▶ **Objective**: Copy the text on NatWest Group's compliance with the UK Corporate Governance Code word for word, in full.

▶ **Selection**:
Throughout the year ended 31 December 2022, NatWest Group
plc has applied the Principles and complied with all of the
Provisions of the UK Corporate Governance Code issued by the
Financial Reporting Council dated July 2018 (the ‘Code’) except
in relation to:
Provision 17, in respect of the requirement that the Group
Nominations and Governance Committee should ensure
plans are in place for orderly succession to both the Board
and senior management positions and oversee the
development of a diverse pipeline for succession; and
Provision 33 that the Group Performance and Remuneration
Committee (Group RemCo) should have delegated
responsibility for setting remuneration for the Chairman
and executive directors.
In respect of Provision 17, whilst the Board is supported on
board succession by the Group Nominations and Governance
Committee, the Board considers this is a matter of significant
importance which should rightly be reserved for the full Board.
Adopting this approach ensures that all directors have an
opportunity to contribute to succession planning discussions
for Board and senior management, in support of achieving
an appropriate balance of skills, experience, knowledge and
diversity at senior levels within NatWest Group and on the
Board. It also means that all directors have an opportunity to
review, consider and become familiar with the next generation
of executive leaders.
In respect of Provision 33, the Board also considers that this is a
matter which should rightly be reserved for the Board and this
is an approach the Board has adopted for a number of years.

▶ **Given entries**:
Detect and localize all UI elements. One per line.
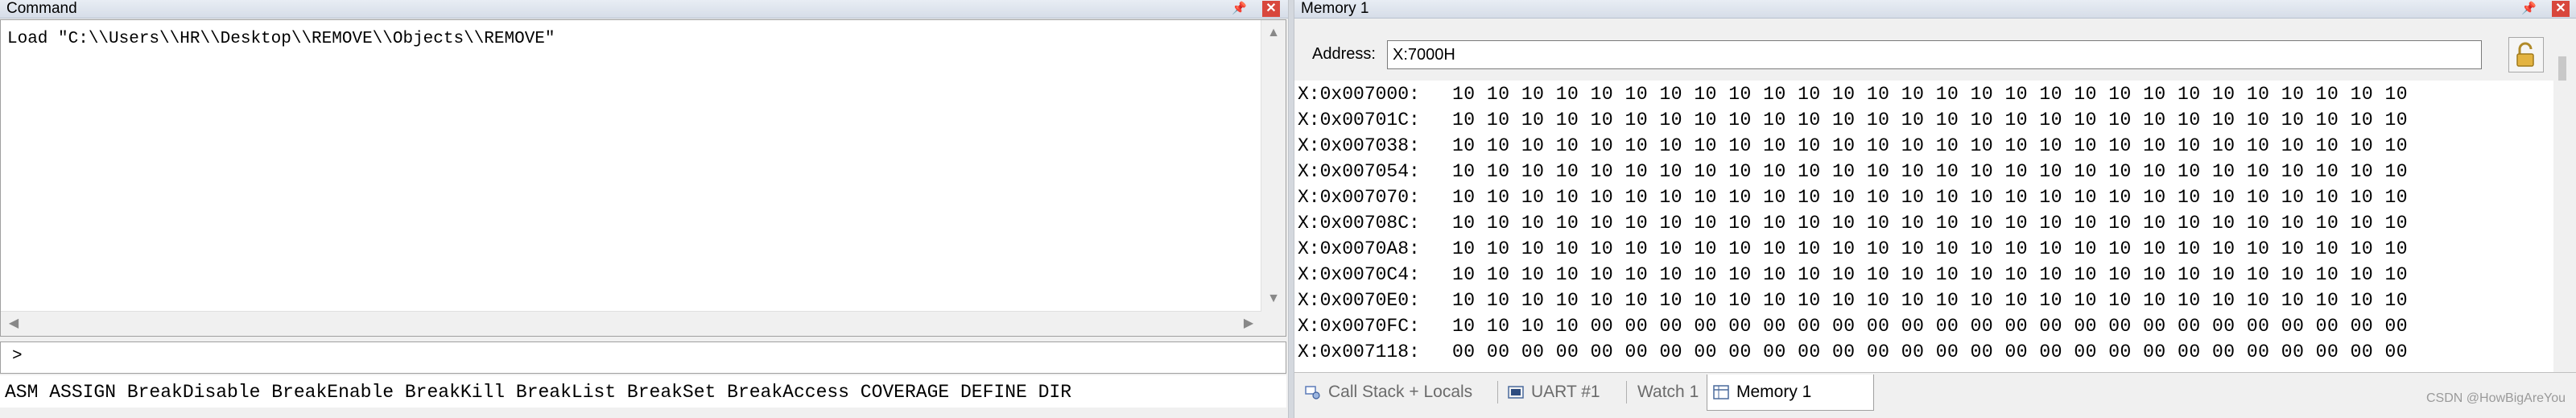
scroll-right-icon[interactable]: ▶: [1239, 314, 1258, 333]
memory-bytes[interactable]: 10 10 10 10 10 10 10 10 10 10 10 10 10 1…: [1452, 84, 2408, 105]
memory-address: X:0x007054:: [1298, 161, 1420, 182]
scroll-left-icon[interactable]: ◀: [4, 314, 23, 333]
horizontal-scrollbar[interactable]: ◀ ▶: [1, 311, 1261, 336]
memory-row: X:0x007038: 10 10 10 10 10 10 10 10 10 10…: [1294, 132, 2553, 158]
tab-call-stack[interactable]: Call Stack + Locals: [1299, 375, 1492, 410]
memory-icon: [1713, 385, 1729, 399]
memory-vertical-scrollbar[interactable]: [2555, 32, 2573, 370]
memory-row: X:0x00708C: 10 10 10 10 10 10 10 10 10 10…: [1294, 209, 2553, 235]
address-input[interactable]: [1387, 40, 2482, 69]
memory-title: Memory 1: [1301, 0, 1369, 17]
memory-address: X:0x007000:: [1298, 84, 1420, 105]
memory-address: X:0x0070A8:: [1298, 238, 1420, 259]
scroll-up-icon[interactable]: ▲: [1264, 23, 1283, 43]
command-titlebar: Command 📌 ✕: [0, 0, 1288, 19]
tab-separator: [1497, 381, 1498, 404]
memory-address: X:0x0070FC:: [1298, 316, 1420, 337]
memory-row: X:0x007070: 10 10 10 10 10 10 10 10 10 10…: [1294, 184, 2553, 209]
scroll-down-icon[interactable]: ▼: [1264, 289, 1283, 308]
memory-titlebar: Memory 1 📌 ✕: [1294, 0, 2576, 19]
memory-grid: X:0x007000: 10 10 10 10 10 10 10 10 10 10…: [1294, 81, 2553, 372]
command-output-text: Load "C:\\Users\\HR\\Desktop\\REMOVE\\Ob…: [7, 30, 555, 48]
bottom-tab-bar: Call Stack + Locals UART #1 Watch 1 Memo…: [1294, 372, 2576, 418]
memory-bytes[interactable]: 10 10 10 10 10 10 10 10 10 10 10 10 10 1…: [1452, 161, 2408, 182]
address-bar: Address:: [1294, 19, 2576, 77]
memory-bytes[interactable]: 10 10 10 10 10 10 10 10 10 10 10 10 10 1…: [1452, 238, 2408, 259]
memory-panel: Memory 1 📌 ✕ Address: X:0x007000: 10 10 1…: [1294, 0, 2576, 418]
pin-icon[interactable]: 📌: [2521, 2, 2537, 16]
memory-row: X:0x007054: 10 10 10 10 10 10 10 10 10 10…: [1294, 158, 2553, 184]
tab-label: Watch 1: [1637, 383, 1699, 401]
command-help-bar: ASM ASSIGN BreakDisable BreakEnable Brea…: [0, 375, 1286, 408]
command-help-text: ASM ASSIGN BreakDisable BreakEnable Brea…: [5, 382, 1072, 403]
lock-icon: [2516, 42, 2534, 67]
close-icon[interactable]: ✕: [1262, 1, 1280, 17]
memory-row: X:0x0070E0: 10 10 10 10 10 10 10 10 10 10…: [1294, 287, 2553, 312]
call-stack-icon: [1305, 386, 1320, 399]
scroll-corner: [1261, 312, 1286, 336]
memory-address: X:0x00708C:: [1298, 213, 1420, 234]
memory-row: X:0x007000: 10 10 10 10 10 10 10 10 10 10…: [1294, 81, 2553, 106]
scroll-thumb[interactable]: [2558, 56, 2566, 81]
tab-label: Call Stack + Locals: [1328, 383, 1473, 401]
memory-address: X:0x0070C4:: [1298, 264, 1420, 285]
memory-bytes[interactable]: 10 10 10 10 10 10 10 10 10 10 10 10 10 1…: [1452, 264, 2408, 285]
memory-bytes[interactable]: 10 10 10 10 10 10 10 10 10 10 10 10 10 1…: [1452, 110, 2408, 130]
command-prompt: >: [12, 347, 23, 366]
close-icon[interactable]: ✕: [2552, 1, 2570, 17]
tab-uart[interactable]: UART #1: [1502, 375, 1621, 410]
memory-row: X:0x0070A8: 10 10 10 10 10 10 10 10 10 10…: [1294, 235, 2553, 261]
memory-bytes[interactable]: 10 10 10 10 10 10 10 10 10 10 10 10 10 1…: [1452, 213, 2408, 234]
memory-bytes[interactable]: 00 00 00 00 00 00 00 00 00 00 00 00 00 0…: [1452, 341, 2408, 362]
command-input[interactable]: >: [0, 341, 1286, 374]
memory-bytes[interactable]: 10 10 10 10 10 10 10 10 10 10 10 10 10 1…: [1452, 135, 2408, 156]
memory-address: X:0x007038:: [1298, 135, 1420, 156]
memory-row: X:0x0070FC: 10 10 10 10 00 00 00 00 00 00…: [1294, 312, 2553, 338]
memory-bytes[interactable]: 10 10 10 10 10 10 10 10 10 10 10 10 10 1…: [1452, 290, 2408, 311]
watermark: CSDN @HowBigAreYou: [2426, 391, 2566, 405]
command-panel: Command 📌 ✕ Load "C:\\Users\\HR\\Desktop…: [0, 0, 1288, 418]
memory-address: X:0x0070E0:: [1298, 290, 1420, 311]
tab-label: Memory 1: [1736, 383, 1812, 401]
address-label: Address:: [1312, 45, 1376, 63]
memory-address: X:0x007118:: [1298, 341, 1420, 362]
uart-icon: [1508, 386, 1524, 399]
lock-button[interactable]: [2508, 37, 2544, 72]
memory-row: X:0x007118: 00 00 00 00 00 00 00 00 00 00…: [1294, 338, 2553, 364]
memory-row: X:0x0070C4: 10 10 10 10 10 10 10 10 10 10…: [1294, 261, 2553, 287]
pin-icon[interactable]: 📌: [1232, 2, 1247, 16]
memory-address: X:0x00701C:: [1298, 110, 1420, 130]
tab-label: UART #1: [1531, 383, 1600, 401]
memory-row: X:0x00701C: 10 10 10 10 10 10 10 10 10 10…: [1294, 106, 2553, 132]
vertical-scrollbar[interactable]: ▲ ▼: [1261, 20, 1286, 312]
memory-bytes[interactable]: 10 10 10 10 00 00 00 00 00 00 00 00 00 0…: [1452, 316, 2408, 337]
memory-bytes[interactable]: 10 10 10 10 10 10 10 10 10 10 10 10 10 1…: [1452, 187, 2408, 208]
panel-splitter[interactable]: [1288, 0, 1294, 418]
tab-memory[interactable]: Memory 1: [1707, 375, 1874, 411]
memory-address: X:0x007070:: [1298, 187, 1420, 208]
command-output: Load "C:\\Users\\HR\\Desktop\\REMOVE\\Ob…: [0, 19, 1286, 337]
command-title: Command: [6, 0, 77, 17]
tab-separator: [1626, 381, 1627, 404]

▶ **Exercise answer**:
Throughout the year ended 31 December 2022, NatWest Group
plc has applied the Principles and complied with all of the
Provisions of the UK Corporate Governance Code issued by the
Financial Reporting Council dated July 2018 (the ‘Code’) except
in relation to:
Provision 17, in respect of the requirement that the Group
Nominations and Governance Committee should ensure
plans are in place for orderly succession to both the Board
and senior management positions and oversee the
development of a diverse pipeline for succession; and
Provision 33 that the Group Performance and Remuneration
Committee (Group RemCo) should have delegated
responsibility for setting remuneration for the Chairman
and executive directors.
In respect of Provision 17, whilst the Board is supported on
board succession by the Group Nominations and Governance
Committee, the Board considers this is a matter of significant
importance which should rightly be reserved for the full Board.
Adopting this approach ensures that all directors have an
opportunity to contribute to succession planning discussions
for Board and senior management, in support of achieving
an appropriate balance of skills, experience, knowledge and
diversity at senior levels within NatWest Group and on the
Board. It also means that all directors have an opportunity to
review, consider and become familiar with the next generation
of executive leaders.
In respect of Provision 33, the Board also considers that this is a
matter which should rightly be reserved for the Board and this
is an approach the Board has adopted for a number of years.